● **Exercise goal**:
Find the lines that contain the word "水平向右" and copy each one.

● **Data to use**:
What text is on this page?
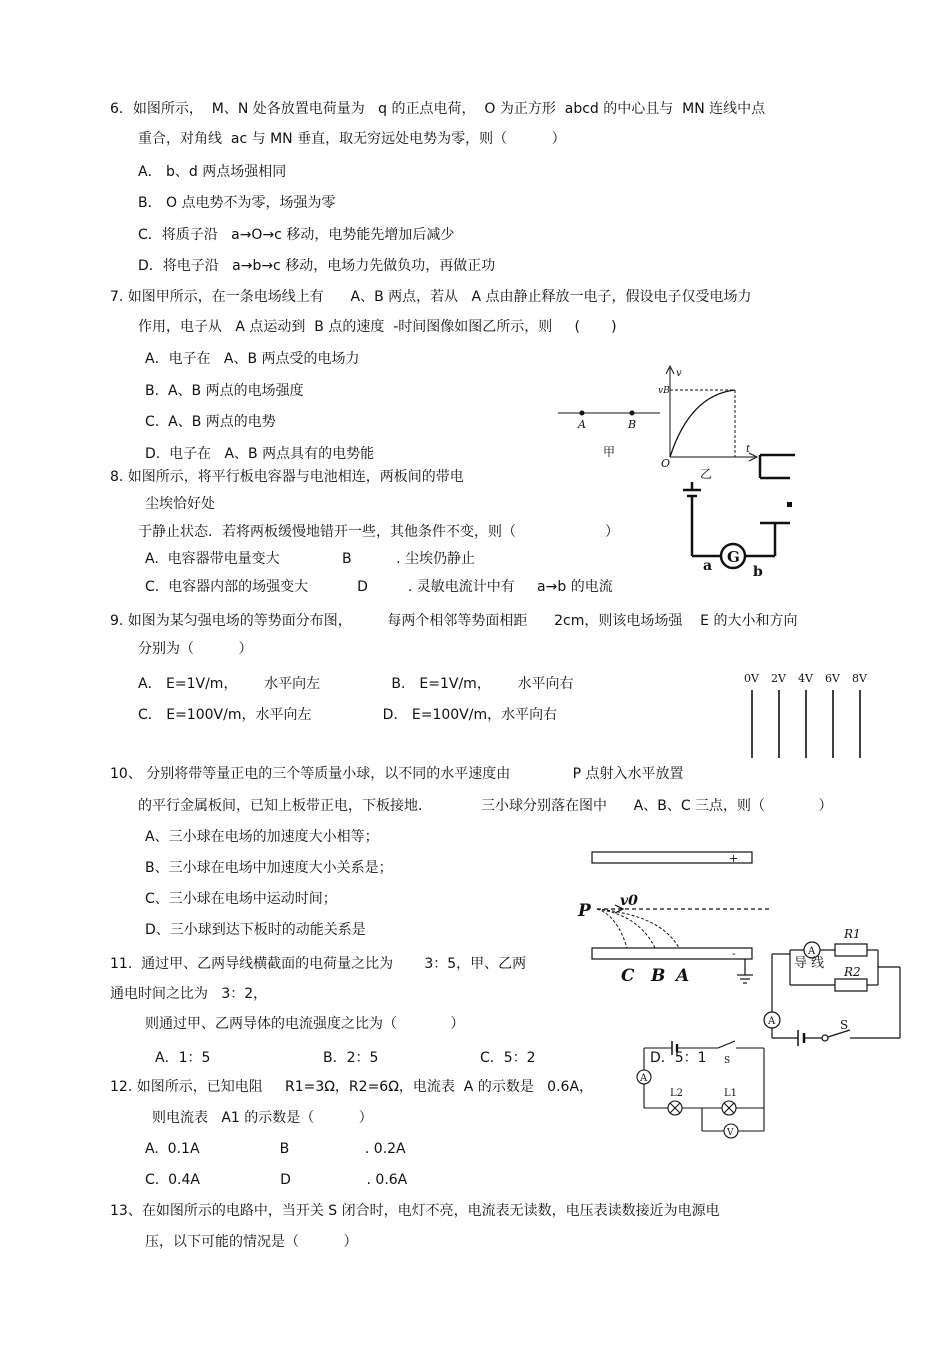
6．如图所示，  M、N 处各放置电荷量为   q 的正点电荷，  O 为正方形  abcd 的中心且与  MN 连线中点
重合，对角线  ac 与 MN 垂直，取无穷远处电势为零，则（          ）
A． b、d 两点场强相同
B． O 点电势不为零，场强为零
C．将质子沿   a→O→c 移动，电势能先增加后减少
D．将电子沿   a→b→c 移动，电场力先做负功，再做正功
7. 如图甲所示，在一条电场线上有      A、B 两点，若从   A 点由静止释放一电子，假设电子仅受电场力
作用，电子从   A 点运动到  B 点的速度  -时间图像如图乙所示，则     (       )
A．电子在   A、B 两点受的电场力
B.  A、B 两点的电场强度
C.  A、B 两点的电势
D.  电子在   A、B 两点具有的电势能
A	B
甲
v
vB
t
O
乙
8. 如图所示，将平行板电容器与电池相连，两板间的带电
尘埃恰好处
于静止状态．若将两板缓慢地错开一些，其他条件不变，则（                    ）
A.  电容器带电量变大              B          . 尘埃仍静止
C.  电容器内部的场强变大           D         . 灵敏电流计中有     a→b 的电流
G
a	b
9. 如图为某匀强电场的等势面分布图，        每两个相邻等势面相距      2cm，则该电场场强    E 的大小和方向
分别为（          ）
A． E=1V/m，      水平向左                B． E=1V/m，      水平向右
C． E=100V/m，水平向左                D． E=100V/m，水平向右
0V 2V 4V 6V 8V
10、 分别将带等量正电的三个等质量小球，以不同的水平速度由              P 点射入水平放置
的平行金属板间，已知上板带正电，下板接地．           三小球分别落在图中      A、B、C 三点，则（            ）
A、三小球在电场的加速度大小相等；
B、三小球在电场中加速度大小关系是；
C、三小球在电场中运动时间；
D、三小球到达下板时的动能关系是
+
-
P v0
C B A
A
A
R1
R2
S
导 线
11.  通过甲、乙两导线横截面的电荷量之比为       3：5，甲、乙两
通电时间之比为   3：2，
则通过甲、乙两导体的电流强度之比为（            ）
A．1：5	B．2：5	C．5：2	D．5：1 S
A
V
L2	L1
12. 如图所示，已知电阻     R1=3Ω，R2=6Ω，电流表  A 的示数是   0.6A，
则电流表   A1 的示数是（          ）
A.  0.1A                  B                 . 0.2A
C.  0.4A                  D                 . 0.6A
13、在如图所示的电路中，当开关 S 闭合时，电灯不亮，电流表无读数，电压表读数接近为电源电
压，以下可能的情况是（          ）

● **Response below**:
A． E=1V/m，      水平向左                B． E=1V/m，      水平向右
C． E=100V/m，水平向左                D． E=100V/m，水平向右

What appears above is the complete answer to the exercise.